(Figure record listings)
============
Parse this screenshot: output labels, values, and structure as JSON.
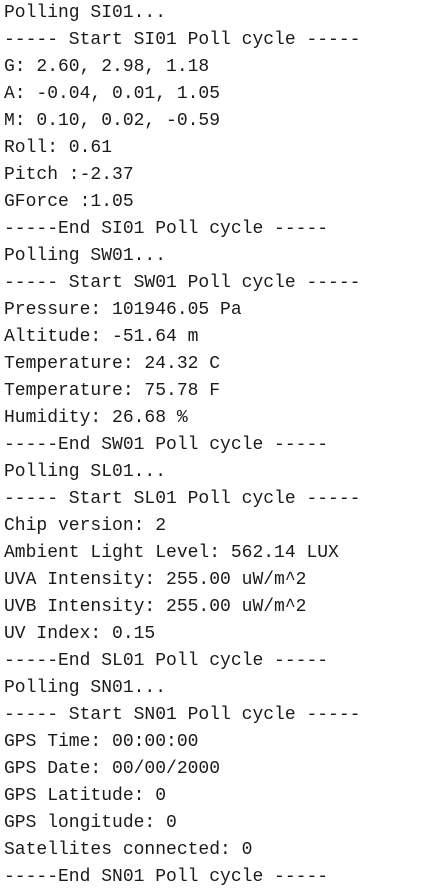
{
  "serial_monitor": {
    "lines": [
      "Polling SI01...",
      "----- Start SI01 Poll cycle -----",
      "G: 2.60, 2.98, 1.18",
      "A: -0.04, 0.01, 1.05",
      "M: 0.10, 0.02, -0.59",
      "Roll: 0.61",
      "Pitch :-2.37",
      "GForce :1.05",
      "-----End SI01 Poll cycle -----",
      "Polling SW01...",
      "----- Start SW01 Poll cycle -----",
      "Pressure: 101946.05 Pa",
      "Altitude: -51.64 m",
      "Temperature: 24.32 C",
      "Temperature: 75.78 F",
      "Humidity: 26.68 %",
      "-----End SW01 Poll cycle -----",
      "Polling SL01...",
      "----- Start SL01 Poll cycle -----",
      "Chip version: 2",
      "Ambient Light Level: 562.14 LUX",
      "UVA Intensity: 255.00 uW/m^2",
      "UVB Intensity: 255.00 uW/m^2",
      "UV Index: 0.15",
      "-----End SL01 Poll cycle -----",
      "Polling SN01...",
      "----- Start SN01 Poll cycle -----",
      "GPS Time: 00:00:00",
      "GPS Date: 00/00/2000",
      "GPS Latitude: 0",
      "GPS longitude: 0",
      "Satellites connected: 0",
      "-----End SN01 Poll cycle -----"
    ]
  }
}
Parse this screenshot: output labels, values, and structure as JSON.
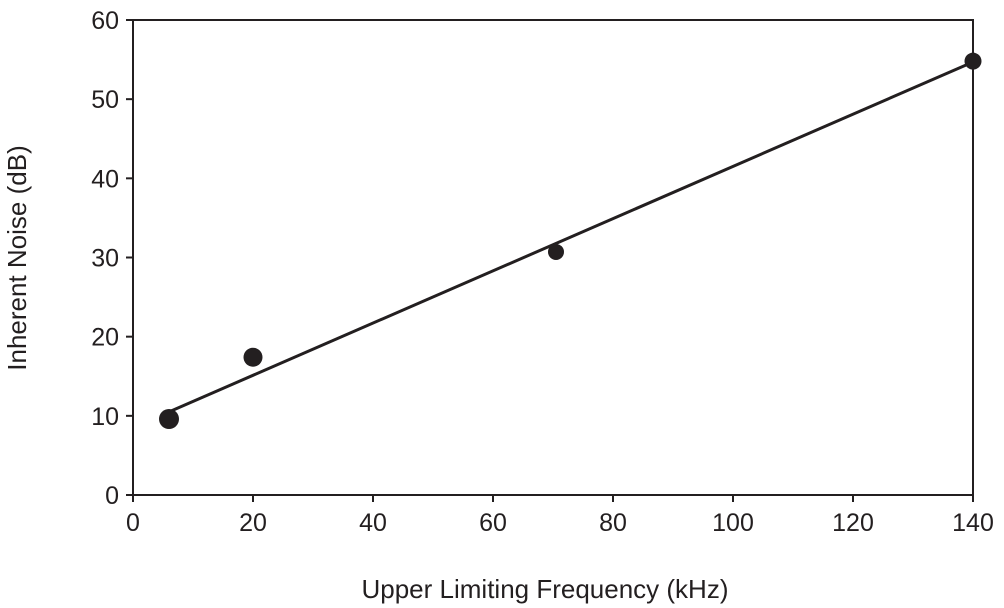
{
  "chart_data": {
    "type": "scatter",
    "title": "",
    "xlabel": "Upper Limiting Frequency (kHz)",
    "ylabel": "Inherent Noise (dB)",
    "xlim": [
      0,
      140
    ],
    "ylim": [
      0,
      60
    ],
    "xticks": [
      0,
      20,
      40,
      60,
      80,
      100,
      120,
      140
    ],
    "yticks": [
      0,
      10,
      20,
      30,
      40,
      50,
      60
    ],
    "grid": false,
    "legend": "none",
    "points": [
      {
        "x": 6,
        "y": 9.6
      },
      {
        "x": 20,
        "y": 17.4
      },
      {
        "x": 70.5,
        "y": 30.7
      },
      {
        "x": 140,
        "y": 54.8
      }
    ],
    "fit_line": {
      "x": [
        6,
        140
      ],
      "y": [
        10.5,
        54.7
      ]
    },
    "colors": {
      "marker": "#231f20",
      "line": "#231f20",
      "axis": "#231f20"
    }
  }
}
============
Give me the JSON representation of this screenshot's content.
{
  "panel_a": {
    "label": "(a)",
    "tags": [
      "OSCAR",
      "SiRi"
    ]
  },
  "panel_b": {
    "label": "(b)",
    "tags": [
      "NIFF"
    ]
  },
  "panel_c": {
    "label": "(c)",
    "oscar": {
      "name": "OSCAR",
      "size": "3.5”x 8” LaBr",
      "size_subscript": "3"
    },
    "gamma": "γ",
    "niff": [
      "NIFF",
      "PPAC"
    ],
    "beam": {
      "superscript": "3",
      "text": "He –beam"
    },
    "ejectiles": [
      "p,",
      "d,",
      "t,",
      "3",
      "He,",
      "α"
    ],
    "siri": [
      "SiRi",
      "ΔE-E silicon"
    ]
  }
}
============
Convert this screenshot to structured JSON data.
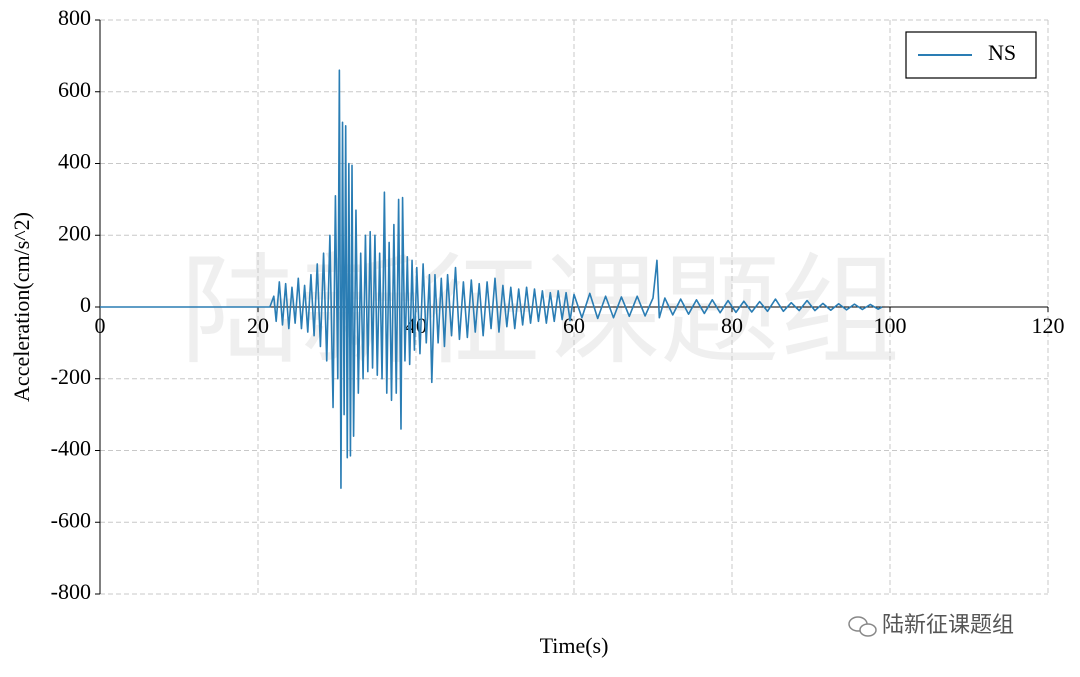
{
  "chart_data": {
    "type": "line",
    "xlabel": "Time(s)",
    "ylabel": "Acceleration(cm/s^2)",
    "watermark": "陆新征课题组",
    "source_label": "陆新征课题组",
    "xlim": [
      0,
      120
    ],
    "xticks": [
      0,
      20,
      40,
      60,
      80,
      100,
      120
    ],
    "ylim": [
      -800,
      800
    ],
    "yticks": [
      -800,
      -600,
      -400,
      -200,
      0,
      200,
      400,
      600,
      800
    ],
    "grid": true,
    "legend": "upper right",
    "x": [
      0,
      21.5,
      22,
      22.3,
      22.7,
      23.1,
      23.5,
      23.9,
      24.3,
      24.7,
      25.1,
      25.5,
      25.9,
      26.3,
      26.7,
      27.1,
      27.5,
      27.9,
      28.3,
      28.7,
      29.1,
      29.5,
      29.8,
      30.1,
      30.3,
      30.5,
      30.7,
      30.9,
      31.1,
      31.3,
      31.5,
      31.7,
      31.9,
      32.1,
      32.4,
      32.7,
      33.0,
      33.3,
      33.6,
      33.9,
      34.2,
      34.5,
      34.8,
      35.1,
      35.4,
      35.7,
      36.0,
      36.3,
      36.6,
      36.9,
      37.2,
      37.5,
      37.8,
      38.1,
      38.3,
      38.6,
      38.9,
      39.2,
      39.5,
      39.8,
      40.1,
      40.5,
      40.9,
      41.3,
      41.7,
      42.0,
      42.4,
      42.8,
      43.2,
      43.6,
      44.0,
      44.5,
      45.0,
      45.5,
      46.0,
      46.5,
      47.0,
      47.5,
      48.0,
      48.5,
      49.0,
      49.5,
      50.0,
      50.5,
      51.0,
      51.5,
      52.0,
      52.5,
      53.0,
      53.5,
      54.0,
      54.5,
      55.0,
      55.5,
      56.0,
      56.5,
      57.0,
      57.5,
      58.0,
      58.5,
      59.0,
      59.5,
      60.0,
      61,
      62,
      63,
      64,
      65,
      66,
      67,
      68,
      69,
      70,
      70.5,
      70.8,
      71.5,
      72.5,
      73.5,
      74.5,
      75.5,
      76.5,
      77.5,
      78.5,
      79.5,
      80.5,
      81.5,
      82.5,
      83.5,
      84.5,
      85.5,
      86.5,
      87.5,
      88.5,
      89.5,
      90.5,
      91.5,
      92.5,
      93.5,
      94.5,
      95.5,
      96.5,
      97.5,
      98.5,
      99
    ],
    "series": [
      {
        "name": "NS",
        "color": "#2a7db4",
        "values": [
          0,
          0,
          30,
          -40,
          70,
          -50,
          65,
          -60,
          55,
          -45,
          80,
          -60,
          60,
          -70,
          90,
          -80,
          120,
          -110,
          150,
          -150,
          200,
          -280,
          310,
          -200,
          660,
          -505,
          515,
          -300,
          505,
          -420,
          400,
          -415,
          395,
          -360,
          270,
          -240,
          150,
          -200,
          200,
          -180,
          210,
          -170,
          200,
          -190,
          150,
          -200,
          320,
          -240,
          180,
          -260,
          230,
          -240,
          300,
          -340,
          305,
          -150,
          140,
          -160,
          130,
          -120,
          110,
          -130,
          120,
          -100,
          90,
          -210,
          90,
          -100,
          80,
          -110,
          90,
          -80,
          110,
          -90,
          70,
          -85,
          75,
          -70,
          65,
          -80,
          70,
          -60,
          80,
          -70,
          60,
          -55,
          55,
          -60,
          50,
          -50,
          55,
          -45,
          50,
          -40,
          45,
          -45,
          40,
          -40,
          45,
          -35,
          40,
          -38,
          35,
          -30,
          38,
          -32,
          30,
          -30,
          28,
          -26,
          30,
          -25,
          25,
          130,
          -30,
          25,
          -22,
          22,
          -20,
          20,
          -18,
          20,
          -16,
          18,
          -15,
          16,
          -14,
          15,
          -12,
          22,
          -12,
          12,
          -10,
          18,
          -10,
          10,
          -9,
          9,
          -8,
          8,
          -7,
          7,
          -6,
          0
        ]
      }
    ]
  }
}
============
▸ PROBLEM DETAILS
Collect each line of the entries that has the word "screenshot", copying it in full.

▸ THE RESULT
Parse this screenshot: output labels, values, and structure as JSON.
Parse this screenshot: output labels, values, and structure as JSON.
Give me the JSON representation of this screenshot's content.
Convert this screenshot to structured JSON data.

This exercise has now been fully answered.